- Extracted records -

○ ○ ○ ○

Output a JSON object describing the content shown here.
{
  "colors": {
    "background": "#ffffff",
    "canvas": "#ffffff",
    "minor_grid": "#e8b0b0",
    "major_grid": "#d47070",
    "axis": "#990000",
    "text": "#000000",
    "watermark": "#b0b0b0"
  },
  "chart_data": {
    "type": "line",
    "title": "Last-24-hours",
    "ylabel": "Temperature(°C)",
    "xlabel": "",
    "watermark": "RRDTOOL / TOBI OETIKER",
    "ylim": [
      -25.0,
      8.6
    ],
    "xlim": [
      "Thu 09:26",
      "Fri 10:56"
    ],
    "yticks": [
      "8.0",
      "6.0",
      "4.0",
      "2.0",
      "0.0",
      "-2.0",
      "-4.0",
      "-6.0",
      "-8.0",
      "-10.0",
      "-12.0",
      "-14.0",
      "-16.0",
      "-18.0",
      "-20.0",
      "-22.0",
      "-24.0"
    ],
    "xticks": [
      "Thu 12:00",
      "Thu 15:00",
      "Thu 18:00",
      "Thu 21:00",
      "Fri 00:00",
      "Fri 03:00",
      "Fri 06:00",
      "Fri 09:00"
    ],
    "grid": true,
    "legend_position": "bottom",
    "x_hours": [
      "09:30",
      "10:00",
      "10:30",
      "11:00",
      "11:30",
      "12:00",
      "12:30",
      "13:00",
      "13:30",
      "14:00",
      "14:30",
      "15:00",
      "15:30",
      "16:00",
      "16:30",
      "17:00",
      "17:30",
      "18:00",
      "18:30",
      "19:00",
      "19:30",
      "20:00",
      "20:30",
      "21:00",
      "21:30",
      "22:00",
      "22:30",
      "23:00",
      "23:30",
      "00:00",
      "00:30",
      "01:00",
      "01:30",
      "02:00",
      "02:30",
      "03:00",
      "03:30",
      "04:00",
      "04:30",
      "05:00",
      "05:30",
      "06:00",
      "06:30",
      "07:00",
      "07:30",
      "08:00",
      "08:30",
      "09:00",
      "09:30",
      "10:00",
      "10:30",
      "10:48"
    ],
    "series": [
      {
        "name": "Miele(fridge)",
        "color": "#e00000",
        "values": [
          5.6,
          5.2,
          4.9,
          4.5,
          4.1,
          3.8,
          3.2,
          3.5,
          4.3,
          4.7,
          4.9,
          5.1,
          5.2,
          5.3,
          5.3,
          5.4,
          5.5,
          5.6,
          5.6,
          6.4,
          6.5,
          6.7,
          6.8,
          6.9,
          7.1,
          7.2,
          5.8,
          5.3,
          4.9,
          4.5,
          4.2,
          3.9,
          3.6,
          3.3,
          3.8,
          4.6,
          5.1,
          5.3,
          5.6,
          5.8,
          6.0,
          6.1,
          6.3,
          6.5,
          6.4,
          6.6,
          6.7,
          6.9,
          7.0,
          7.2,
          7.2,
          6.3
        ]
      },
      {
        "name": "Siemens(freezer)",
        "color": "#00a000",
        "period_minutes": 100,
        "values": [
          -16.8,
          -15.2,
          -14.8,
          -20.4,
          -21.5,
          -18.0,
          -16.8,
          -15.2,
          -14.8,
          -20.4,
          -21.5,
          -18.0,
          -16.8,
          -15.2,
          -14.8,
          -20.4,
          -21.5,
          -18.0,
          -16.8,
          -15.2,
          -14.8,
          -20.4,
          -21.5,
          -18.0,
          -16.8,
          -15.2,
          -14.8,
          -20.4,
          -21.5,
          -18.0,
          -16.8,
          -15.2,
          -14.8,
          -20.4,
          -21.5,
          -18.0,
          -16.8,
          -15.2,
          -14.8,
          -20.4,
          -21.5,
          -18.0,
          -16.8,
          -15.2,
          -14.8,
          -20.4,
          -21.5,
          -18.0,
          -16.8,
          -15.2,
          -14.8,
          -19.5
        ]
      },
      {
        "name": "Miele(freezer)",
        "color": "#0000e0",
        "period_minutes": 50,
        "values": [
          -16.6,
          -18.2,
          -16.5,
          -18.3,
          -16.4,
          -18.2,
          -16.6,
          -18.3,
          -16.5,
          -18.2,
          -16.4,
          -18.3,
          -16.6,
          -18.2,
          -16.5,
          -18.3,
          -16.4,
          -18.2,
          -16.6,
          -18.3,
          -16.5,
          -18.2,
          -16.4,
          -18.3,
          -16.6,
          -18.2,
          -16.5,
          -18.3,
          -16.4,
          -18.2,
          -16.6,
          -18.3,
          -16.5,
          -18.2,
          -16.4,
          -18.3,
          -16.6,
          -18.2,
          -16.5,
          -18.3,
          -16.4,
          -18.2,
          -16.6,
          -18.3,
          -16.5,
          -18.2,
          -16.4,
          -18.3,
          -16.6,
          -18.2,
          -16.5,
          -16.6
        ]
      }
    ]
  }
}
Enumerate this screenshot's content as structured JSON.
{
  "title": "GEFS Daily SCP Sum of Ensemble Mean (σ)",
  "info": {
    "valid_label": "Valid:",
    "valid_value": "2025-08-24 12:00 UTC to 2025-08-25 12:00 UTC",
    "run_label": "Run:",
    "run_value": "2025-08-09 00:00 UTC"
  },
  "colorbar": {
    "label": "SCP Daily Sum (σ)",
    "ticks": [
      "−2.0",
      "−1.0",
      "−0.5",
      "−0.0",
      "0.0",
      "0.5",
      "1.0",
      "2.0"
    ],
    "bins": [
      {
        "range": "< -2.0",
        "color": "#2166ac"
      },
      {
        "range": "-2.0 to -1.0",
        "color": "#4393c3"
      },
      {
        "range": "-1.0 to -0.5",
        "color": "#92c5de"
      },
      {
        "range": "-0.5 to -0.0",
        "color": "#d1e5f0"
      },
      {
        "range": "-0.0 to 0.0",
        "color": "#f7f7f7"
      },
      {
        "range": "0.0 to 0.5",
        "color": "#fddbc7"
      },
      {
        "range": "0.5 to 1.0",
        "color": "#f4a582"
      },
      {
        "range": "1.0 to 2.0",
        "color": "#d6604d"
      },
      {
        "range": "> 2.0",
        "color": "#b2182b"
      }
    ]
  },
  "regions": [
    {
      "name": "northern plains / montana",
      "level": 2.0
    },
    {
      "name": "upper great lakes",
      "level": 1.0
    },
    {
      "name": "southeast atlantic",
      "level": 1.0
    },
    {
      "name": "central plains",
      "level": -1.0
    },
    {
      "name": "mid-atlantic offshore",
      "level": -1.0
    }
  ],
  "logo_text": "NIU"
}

○ ○ ○ ○

- Requirement -
Print out every entry, keeping each one exact.

- Output for this exercise -
Output a JSON object describing the content shown here.
{
  "colors": {
    "background": "#ffffff",
    "canvas": "#ffffff",
    "minor_grid": "#e8b0b0",
    "major_grid": "#d47070",
    "axis": "#990000",
    "text": "#000000",
    "watermark": "#b0b0b0"
  },
  "chart_data": {
    "type": "line",
    "title": "Last-24-hours",
    "ylabel": "Temperature(°C)",
    "xlabel": "",
    "watermark": "RRDTOOL / TOBI OETIKER",
    "ylim": [
      -25.0,
      8.6
    ],
    "xlim": [
      "Thu 09:26",
      "Fri 10:56"
    ],
    "yticks": [
      "8.0",
      "6.0",
      "4.0",
      "2.0",
      "0.0",
      "-2.0",
      "-4.0",
      "-6.0",
      "-8.0",
      "-10.0",
      "-12.0",
      "-14.0",
      "-16.0",
      "-18.0",
      "-20.0",
      "-22.0",
      "-24.0"
    ],
    "xticks": [
      "Thu 12:00",
      "Thu 15:00",
      "Thu 18:00",
      "Thu 21:00",
      "Fri 00:00",
      "Fri 03:00",
      "Fri 06:00",
      "Fri 09:00"
    ],
    "grid": true,
    "legend_position": "bottom",
    "x_hours": [
      "09:30",
      "10:00",
      "10:30",
      "11:00",
      "11:30",
      "12:00",
      "12:30",
      "13:00",
      "13:30",
      "14:00",
      "14:30",
      "15:00",
      "15:30",
      "16:00",
      "16:30",
      "17:00",
      "17:30",
      "18:00",
      "18:30",
      "19:00",
      "19:30",
      "20:00",
      "20:30",
      "21:00",
      "21:30",
      "22:00",
      "22:30",
      "23:00",
      "23:30",
      "00:00",
      "00:30",
      "01:00",
      "01:30",
      "02:00",
      "02:30",
      "03:00",
      "03:30",
      "04:00",
      "04:30",
      "05:00",
      "05:30",
      "06:00",
      "06:30",
      "07:00",
      "07:30",
      "08:00",
      "08:30",
      "09:00",
      "09:30",
      "10:00",
      "10:30",
      "10:48"
    ],
    "series": [
      {
        "name": "Miele(fridge)",
        "color": "#e00000",
        "values": [
          5.6,
          5.2,
          4.9,
          4.5,
          4.1,
          3.8,
          3.2,
          3.5,
          4.3,
          4.7,
          4.9,
          5.1,
          5.2,
          5.3,
          5.3,
          5.4,
          5.5,
          5.6,
          5.6,
          6.4,
          6.5,
          6.7,
          6.8,
          6.9,
          7.1,
          7.2,
          5.8,
          5.3,
          4.9,
          4.5,
          4.2,
          3.9,
          3.6,
          3.3,
          3.8,
          4.6,
          5.1,
          5.3,
          5.6,
          5.8,
          6.0,
          6.1,
          6.3,
          6.5,
          6.4,
          6.6,
          6.7,
          6.9,
          7.0,
          7.2,
          7.2,
          6.3
        ]
      },
      {
        "name": "Siemens(freezer)",
        "color": "#00a000",
        "period_minutes": 100,
        "values": [
          -16.8,
          -15.2,
          -14.8,
          -20.4,
          -21.5,
          -18.0,
          -16.8,
          -15.2,
          -14.8,
          -20.4,
          -21.5,
          -18.0,
          -16.8,
          -15.2,
          -14.8,
          -20.4,
          -21.5,
          -18.0,
          -16.8,
          -15.2,
          -14.8,
          -20.4,
          -21.5,
          -18.0,
          -16.8,
          -15.2,
          -14.8,
          -20.4,
          -21.5,
          -18.0,
          -16.8,
          -15.2,
          -14.8,
          -20.4,
          -21.5,
          -18.0,
          -16.8,
          -15.2,
          -14.8,
          -20.4,
          -21.5,
          -18.0,
          -16.8,
          -15.2,
          -14.8,
          -20.4,
          -21.5,
          -18.0,
          -16.8,
          -15.2,
          -14.8,
          -19.5
        ]
      },
      {
        "name": "Miele(freezer)",
        "color": "#0000e0",
        "period_minutes": 50,
        "values": [
          -16.6,
          -18.2,
          -16.5,
          -18.3,
          -16.4,
          -18.2,
          -16.6,
          -18.3,
          -16.5,
          -18.2,
          -16.4,
          -18.3,
          -16.6,
          -18.2,
          -16.5,
          -18.3,
          -16.4,
          -18.2,
          -16.6,
          -18.3,
          -16.5,
          -18.2,
          -16.4,
          -18.3,
          -16.6,
          -18.2,
          -16.5,
          -18.3,
          -16.4,
          -18.2,
          -16.6,
          -18.3,
          -16.5,
          -18.2,
          -16.4,
          -18.3,
          -16.6,
          -18.2,
          -16.5,
          -18.3,
          -16.4,
          -18.2,
          -16.6,
          -18.3,
          -16.5,
          -18.2,
          -16.4,
          -18.3,
          -16.6,
          -18.2,
          -16.5,
          -16.6
        ]
      }
    ]
  }
}
Enumerate this screenshot's content as structured JSON.
{
  "title": "GEFS Daily SCP Sum of Ensemble Mean (σ)",
  "info": {
    "valid_label": "Valid:",
    "valid_value": "2025-08-24 12:00 UTC to 2025-08-25 12:00 UTC",
    "run_label": "Run:",
    "run_value": "2025-08-09 00:00 UTC"
  },
  "colorbar": {
    "label": "SCP Daily Sum (σ)",
    "ticks": [
      "−2.0",
      "−1.0",
      "−0.5",
      "−0.0",
      "0.0",
      "0.5",
      "1.0",
      "2.0"
    ],
    "bins": [
      {
        "range": "< -2.0",
        "color": "#2166ac"
      },
      {
        "range": "-2.0 to -1.0",
        "color": "#4393c3"
      },
      {
        "range": "-1.0 to -0.5",
        "color": "#92c5de"
      },
      {
        "range": "-0.5 to -0.0",
        "color": "#d1e5f0"
      },
      {
        "range": "-0.0 to 0.0",
        "color": "#f7f7f7"
      },
      {
        "range": "0.0 to 0.5",
        "color": "#fddbc7"
      },
      {
        "range": "0.5 to 1.0",
        "color": "#f4a582"
      },
      {
        "range": "1.0 to 2.0",
        "color": "#d6604d"
      },
      {
        "range": "> 2.0",
        "color": "#b2182b"
      }
    ]
  },
  "regions": [
    {
      "name": "northern plains / montana",
      "level": 2.0
    },
    {
      "name": "upper great lakes",
      "level": 1.0
    },
    {
      "name": "southeast atlantic",
      "level": 1.0
    },
    {
      "name": "central plains",
      "level": -1.0
    },
    {
      "name": "mid-atlantic offshore",
      "level": -1.0
    }
  ],
  "logo_text": "NIU"
}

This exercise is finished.